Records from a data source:

■ ■ ■

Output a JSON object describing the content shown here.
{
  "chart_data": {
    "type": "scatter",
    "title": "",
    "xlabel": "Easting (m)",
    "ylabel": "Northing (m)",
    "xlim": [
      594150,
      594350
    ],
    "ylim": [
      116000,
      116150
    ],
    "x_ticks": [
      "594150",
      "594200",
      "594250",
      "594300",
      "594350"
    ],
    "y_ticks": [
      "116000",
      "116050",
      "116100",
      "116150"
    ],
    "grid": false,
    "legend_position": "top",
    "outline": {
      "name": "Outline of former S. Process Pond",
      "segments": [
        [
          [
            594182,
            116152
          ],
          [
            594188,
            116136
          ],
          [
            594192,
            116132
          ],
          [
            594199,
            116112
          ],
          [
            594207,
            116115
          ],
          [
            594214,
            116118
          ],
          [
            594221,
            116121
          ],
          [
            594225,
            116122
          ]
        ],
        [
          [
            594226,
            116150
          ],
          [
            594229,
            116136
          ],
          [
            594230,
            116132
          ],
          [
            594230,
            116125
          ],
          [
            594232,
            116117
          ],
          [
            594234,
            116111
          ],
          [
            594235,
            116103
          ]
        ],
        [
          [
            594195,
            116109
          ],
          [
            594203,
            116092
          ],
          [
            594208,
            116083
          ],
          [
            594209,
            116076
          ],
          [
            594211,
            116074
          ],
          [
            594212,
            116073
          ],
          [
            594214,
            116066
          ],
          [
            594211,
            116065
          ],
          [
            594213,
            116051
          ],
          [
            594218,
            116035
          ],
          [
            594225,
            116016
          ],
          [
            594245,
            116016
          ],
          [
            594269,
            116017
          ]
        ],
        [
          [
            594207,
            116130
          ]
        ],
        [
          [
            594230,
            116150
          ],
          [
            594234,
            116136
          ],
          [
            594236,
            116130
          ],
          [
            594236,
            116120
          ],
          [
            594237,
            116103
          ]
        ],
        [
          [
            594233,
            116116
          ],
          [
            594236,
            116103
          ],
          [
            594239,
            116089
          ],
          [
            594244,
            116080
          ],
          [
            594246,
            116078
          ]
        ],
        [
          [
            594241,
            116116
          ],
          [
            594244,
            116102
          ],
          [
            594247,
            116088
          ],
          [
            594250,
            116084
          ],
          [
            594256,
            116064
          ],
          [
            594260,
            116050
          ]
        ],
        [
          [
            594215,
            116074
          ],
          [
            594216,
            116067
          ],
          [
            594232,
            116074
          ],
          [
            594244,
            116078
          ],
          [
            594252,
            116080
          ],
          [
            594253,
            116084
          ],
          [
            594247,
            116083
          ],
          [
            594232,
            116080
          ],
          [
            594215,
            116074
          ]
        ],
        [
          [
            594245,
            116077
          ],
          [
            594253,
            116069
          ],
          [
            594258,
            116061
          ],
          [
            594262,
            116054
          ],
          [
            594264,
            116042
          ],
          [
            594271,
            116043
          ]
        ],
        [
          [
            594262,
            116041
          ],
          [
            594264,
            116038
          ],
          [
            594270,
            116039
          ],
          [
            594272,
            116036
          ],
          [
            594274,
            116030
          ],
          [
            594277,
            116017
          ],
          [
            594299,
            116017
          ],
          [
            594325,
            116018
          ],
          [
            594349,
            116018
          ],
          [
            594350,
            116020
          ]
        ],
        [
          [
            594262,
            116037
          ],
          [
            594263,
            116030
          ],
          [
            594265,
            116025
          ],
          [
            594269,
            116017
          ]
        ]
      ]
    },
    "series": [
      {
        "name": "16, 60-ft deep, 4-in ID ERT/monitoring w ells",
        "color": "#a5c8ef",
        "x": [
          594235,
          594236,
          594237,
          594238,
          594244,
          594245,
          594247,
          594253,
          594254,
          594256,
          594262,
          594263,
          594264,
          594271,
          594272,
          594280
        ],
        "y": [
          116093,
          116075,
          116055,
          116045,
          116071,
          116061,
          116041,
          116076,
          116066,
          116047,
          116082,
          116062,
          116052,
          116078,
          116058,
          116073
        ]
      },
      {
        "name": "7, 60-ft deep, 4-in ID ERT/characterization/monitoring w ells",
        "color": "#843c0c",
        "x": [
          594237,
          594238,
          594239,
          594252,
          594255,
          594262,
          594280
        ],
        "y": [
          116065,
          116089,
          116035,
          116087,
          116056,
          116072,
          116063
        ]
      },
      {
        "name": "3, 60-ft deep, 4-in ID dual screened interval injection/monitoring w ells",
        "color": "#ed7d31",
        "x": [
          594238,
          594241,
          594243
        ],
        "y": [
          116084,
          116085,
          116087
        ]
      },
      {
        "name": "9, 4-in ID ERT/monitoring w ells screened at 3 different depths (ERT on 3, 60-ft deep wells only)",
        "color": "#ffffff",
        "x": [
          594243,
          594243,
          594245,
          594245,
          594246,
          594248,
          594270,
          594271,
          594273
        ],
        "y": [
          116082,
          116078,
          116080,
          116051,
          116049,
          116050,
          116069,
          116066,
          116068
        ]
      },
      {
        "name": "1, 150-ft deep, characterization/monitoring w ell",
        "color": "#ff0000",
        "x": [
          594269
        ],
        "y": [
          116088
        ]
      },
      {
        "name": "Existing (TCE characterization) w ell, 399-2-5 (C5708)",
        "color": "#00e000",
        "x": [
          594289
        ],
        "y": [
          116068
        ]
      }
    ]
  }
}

■ ■ ■

Using the entries above, tally how many lines have the word "characterization" in them; write the number and nothing more.

3